→ GIVEN RECORDS
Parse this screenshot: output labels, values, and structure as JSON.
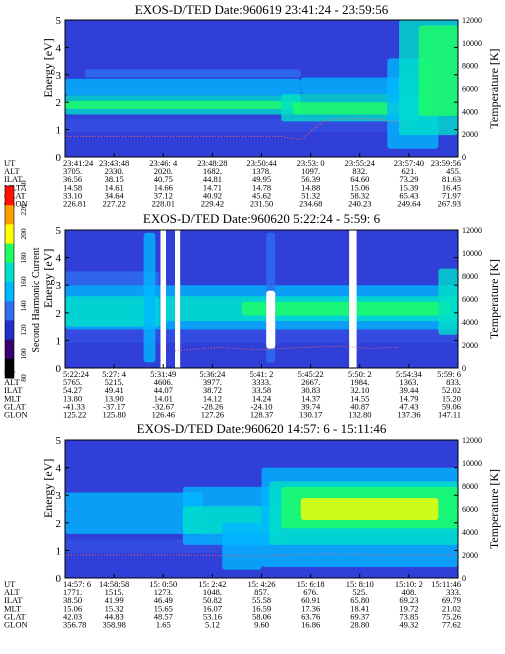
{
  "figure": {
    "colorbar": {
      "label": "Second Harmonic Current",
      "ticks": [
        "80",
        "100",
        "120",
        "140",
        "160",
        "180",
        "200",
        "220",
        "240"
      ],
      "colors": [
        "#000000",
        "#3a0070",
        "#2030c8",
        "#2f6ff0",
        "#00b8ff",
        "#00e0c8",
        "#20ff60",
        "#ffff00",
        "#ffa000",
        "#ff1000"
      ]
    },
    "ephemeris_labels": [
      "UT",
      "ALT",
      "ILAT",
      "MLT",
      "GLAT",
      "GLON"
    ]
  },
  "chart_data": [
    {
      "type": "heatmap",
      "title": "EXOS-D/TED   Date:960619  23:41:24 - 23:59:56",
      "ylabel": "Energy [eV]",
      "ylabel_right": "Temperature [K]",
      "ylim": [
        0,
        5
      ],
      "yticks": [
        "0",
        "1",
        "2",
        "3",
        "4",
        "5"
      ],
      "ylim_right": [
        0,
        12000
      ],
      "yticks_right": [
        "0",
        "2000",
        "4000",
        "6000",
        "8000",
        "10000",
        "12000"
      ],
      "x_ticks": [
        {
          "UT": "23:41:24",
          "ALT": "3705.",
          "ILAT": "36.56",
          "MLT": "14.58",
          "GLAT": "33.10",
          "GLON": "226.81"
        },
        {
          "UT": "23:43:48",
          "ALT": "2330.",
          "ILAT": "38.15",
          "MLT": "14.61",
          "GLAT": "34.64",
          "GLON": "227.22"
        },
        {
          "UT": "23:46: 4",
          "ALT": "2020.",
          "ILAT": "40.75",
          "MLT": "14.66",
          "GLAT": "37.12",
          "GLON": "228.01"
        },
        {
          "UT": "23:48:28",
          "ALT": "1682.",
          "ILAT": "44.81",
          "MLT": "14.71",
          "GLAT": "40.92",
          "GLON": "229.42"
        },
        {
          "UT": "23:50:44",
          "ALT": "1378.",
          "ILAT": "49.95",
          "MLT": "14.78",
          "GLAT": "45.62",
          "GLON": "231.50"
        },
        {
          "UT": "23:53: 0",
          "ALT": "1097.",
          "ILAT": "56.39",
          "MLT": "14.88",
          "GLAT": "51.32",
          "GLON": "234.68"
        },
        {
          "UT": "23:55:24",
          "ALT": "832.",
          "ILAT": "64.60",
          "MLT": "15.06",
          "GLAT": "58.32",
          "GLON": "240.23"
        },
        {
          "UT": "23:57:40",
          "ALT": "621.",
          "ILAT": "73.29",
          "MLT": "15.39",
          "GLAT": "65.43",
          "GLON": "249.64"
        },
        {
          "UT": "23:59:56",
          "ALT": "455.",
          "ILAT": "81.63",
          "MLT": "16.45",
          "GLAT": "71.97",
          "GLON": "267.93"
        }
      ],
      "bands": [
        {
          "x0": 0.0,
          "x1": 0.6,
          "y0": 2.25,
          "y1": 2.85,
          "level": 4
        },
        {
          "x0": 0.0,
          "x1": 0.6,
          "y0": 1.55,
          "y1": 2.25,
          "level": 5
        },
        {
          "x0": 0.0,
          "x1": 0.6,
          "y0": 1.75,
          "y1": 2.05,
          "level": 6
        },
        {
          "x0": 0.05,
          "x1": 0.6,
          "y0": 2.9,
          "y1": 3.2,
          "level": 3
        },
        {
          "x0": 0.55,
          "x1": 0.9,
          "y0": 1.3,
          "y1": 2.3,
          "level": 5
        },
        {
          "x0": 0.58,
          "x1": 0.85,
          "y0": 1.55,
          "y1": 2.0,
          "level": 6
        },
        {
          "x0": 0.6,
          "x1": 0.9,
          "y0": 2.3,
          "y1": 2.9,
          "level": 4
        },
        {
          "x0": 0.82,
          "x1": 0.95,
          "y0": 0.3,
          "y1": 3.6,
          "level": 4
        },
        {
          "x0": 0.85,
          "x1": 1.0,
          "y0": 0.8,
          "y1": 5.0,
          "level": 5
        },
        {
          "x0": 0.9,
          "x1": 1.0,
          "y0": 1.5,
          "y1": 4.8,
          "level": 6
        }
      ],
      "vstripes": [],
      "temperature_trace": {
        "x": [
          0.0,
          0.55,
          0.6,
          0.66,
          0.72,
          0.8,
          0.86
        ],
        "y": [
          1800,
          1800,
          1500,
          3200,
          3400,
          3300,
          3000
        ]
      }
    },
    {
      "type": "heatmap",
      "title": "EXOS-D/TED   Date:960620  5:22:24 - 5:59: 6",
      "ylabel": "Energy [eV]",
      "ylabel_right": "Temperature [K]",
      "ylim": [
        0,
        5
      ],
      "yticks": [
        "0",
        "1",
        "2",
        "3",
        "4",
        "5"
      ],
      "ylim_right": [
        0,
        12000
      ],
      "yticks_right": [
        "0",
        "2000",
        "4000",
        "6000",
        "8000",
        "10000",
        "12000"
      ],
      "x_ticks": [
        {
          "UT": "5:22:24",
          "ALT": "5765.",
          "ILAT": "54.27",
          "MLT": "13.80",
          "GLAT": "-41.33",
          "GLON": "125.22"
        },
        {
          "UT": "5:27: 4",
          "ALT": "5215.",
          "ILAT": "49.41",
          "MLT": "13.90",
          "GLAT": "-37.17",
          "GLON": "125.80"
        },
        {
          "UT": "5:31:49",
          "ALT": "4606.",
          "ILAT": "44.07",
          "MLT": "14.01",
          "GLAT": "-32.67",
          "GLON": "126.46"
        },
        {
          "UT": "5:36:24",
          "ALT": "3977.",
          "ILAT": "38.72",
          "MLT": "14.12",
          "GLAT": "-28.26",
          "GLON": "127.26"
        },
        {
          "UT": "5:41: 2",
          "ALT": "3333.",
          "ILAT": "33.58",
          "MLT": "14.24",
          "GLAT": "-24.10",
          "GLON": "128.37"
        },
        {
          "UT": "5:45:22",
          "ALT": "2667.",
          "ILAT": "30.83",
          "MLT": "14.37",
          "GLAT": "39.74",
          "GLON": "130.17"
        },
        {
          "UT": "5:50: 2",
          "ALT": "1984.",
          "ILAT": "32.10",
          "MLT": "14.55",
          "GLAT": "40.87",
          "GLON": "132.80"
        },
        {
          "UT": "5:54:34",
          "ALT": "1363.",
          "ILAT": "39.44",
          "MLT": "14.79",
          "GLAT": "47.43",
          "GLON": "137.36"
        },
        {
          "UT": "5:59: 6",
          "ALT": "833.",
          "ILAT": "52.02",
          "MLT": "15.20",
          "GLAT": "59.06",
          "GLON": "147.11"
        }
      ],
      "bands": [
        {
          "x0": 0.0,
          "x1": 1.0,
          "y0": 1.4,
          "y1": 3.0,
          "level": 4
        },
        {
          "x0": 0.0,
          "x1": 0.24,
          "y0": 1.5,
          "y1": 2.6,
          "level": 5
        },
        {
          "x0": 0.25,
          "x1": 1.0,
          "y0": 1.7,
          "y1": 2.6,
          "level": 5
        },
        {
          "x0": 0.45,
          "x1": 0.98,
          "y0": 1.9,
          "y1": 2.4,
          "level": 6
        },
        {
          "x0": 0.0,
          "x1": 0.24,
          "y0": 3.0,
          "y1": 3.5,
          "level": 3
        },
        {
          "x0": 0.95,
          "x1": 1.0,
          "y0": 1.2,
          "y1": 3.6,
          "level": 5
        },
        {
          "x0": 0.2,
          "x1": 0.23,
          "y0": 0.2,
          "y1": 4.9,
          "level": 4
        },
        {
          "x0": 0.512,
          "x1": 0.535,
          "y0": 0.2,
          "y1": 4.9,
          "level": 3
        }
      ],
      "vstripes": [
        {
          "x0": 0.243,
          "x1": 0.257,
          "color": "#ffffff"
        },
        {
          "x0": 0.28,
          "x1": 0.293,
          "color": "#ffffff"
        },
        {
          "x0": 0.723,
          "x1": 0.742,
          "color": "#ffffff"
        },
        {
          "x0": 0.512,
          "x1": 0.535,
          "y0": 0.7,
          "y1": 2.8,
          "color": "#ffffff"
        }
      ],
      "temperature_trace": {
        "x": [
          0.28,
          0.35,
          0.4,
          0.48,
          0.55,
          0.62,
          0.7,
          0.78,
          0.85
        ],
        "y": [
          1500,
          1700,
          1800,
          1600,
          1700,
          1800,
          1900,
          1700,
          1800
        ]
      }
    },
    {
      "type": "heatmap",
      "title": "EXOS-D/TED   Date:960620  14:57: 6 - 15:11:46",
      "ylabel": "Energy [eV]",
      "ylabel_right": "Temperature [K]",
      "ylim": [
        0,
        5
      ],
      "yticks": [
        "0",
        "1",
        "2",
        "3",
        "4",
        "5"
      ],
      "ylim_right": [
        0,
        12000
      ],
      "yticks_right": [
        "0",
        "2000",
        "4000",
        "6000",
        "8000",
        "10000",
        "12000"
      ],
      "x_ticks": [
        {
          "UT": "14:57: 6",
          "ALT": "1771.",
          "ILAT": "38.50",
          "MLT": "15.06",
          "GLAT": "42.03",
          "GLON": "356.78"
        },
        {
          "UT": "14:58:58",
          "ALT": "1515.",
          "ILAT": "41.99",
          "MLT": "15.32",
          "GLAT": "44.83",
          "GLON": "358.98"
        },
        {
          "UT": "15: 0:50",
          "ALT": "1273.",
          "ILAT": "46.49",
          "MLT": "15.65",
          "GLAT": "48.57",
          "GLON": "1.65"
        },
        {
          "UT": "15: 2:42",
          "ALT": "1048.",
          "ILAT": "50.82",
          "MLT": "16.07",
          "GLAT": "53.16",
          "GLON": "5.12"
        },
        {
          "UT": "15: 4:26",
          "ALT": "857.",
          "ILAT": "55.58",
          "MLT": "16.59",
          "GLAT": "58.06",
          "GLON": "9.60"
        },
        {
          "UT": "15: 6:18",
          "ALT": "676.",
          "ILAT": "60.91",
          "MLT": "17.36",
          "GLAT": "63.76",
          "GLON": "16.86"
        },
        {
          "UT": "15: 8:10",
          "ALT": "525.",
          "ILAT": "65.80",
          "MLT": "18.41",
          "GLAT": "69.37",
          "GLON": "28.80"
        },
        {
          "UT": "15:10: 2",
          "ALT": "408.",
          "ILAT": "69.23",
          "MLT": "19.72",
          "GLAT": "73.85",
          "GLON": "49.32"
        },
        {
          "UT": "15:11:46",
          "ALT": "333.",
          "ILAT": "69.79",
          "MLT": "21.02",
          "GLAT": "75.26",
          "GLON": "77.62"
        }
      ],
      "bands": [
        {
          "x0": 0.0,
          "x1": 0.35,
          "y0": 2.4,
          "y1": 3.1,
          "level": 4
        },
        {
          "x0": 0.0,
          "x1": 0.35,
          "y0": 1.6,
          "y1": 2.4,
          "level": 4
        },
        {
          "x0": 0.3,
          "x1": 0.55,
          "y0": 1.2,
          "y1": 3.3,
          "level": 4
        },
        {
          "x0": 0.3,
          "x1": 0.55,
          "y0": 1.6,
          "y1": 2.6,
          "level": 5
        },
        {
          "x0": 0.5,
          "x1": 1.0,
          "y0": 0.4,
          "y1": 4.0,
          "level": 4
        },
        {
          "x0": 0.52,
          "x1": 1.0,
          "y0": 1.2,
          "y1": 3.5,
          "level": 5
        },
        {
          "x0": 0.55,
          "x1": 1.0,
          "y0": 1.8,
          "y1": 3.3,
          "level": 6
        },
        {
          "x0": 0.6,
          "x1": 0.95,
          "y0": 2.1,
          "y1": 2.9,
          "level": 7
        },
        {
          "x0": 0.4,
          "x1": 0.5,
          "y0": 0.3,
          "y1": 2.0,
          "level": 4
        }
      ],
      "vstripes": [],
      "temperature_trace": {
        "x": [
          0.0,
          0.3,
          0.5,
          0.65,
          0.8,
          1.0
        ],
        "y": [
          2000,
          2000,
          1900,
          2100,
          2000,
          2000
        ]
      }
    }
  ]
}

---

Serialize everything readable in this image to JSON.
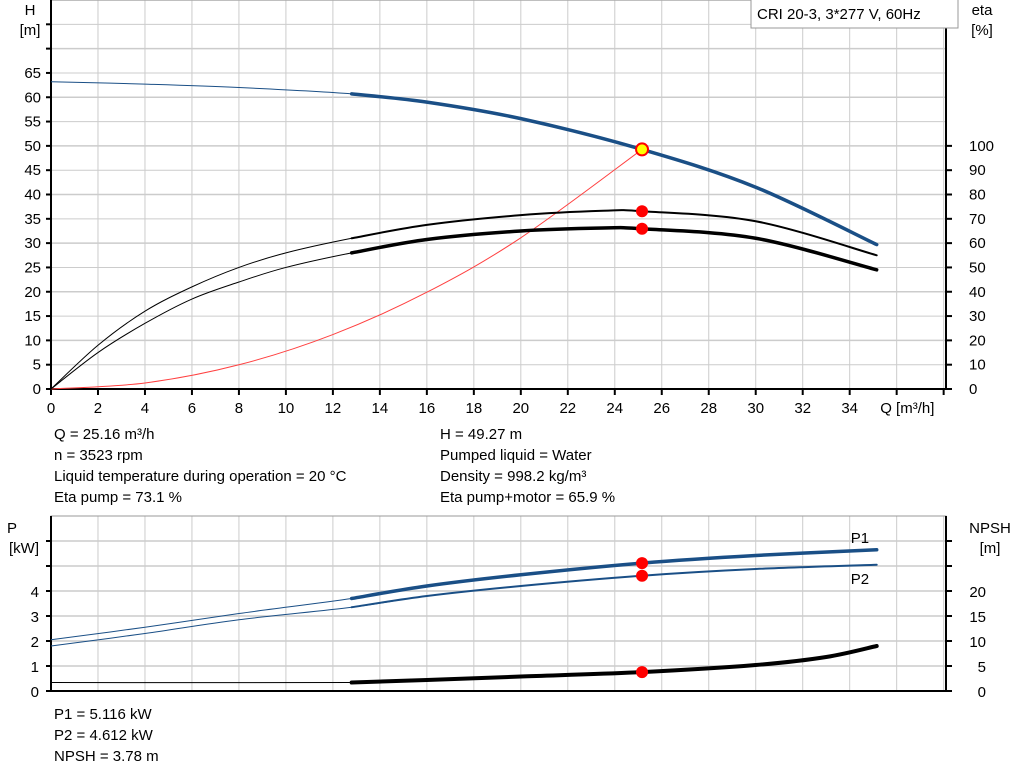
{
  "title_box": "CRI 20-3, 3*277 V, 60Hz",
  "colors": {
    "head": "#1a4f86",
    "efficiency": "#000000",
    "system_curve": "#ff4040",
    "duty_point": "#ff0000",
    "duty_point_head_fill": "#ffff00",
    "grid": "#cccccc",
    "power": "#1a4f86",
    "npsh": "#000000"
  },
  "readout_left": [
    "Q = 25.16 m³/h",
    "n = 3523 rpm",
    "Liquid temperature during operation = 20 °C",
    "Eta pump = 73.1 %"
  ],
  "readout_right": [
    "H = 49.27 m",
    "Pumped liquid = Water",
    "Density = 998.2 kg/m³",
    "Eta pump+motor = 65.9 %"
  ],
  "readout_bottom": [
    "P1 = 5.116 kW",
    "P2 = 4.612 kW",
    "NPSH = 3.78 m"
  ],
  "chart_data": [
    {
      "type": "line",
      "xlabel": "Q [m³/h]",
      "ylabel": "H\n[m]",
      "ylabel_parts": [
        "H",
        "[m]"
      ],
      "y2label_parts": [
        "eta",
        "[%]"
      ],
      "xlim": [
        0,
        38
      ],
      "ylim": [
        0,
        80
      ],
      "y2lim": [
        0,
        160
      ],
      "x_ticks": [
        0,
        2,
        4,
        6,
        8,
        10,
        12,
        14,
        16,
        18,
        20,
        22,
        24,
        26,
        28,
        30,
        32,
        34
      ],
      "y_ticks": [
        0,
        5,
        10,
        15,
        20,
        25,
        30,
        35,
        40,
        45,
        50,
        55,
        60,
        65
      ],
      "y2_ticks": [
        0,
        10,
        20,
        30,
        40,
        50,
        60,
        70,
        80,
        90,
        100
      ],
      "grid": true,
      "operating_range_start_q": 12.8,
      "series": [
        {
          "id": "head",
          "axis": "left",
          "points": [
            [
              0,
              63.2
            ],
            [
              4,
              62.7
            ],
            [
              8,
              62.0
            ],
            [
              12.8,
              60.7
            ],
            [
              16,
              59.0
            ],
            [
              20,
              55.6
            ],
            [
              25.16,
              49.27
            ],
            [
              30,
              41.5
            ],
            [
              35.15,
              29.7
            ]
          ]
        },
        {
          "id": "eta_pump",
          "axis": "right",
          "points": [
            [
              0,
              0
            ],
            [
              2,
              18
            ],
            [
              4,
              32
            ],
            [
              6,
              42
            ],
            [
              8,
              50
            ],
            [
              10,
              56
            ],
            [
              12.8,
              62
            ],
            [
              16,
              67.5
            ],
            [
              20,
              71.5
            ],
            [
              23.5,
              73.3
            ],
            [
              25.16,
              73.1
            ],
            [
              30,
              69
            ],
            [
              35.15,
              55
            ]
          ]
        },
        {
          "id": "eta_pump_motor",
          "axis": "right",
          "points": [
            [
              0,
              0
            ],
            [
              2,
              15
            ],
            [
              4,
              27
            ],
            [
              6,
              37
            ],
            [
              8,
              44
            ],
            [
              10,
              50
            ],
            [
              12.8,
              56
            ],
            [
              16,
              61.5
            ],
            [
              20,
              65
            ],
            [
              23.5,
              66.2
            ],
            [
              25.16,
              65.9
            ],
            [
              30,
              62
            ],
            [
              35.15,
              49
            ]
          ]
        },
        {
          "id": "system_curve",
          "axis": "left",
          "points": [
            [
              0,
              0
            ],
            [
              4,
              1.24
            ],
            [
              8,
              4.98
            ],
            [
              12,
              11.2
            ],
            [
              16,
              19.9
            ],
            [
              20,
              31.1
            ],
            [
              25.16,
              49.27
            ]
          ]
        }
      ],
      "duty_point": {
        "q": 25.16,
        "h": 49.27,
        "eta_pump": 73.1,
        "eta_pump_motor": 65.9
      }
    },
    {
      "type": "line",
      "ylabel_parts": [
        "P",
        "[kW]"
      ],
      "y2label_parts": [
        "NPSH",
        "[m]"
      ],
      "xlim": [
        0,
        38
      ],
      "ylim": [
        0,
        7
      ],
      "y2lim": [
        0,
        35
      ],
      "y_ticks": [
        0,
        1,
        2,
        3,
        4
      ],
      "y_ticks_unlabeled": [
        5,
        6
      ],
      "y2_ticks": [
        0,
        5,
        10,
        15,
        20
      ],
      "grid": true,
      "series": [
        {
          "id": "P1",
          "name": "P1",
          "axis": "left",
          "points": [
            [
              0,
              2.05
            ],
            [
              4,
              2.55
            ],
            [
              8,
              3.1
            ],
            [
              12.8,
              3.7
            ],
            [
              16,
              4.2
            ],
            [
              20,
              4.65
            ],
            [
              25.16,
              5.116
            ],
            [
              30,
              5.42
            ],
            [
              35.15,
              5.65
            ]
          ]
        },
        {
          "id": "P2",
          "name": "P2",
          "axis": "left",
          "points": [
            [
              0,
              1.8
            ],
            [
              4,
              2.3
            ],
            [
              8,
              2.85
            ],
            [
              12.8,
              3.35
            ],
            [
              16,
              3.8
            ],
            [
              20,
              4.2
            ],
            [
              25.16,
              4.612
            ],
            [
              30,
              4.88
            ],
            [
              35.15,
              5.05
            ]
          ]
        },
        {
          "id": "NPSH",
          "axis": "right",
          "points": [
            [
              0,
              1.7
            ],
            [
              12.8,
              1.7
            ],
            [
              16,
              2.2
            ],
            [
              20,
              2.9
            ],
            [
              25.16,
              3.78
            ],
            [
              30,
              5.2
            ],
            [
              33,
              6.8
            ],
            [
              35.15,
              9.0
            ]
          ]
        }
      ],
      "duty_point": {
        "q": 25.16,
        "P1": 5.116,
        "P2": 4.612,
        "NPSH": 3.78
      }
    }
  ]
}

→ WORK TO BE COMPLETED
Select and copy every line of the listing with the word "this".

→ COMPLETED EXERCISE
Parse this screenshot: output labels, values, and structure as JSON.
Serialize everything readable in this image to JSON.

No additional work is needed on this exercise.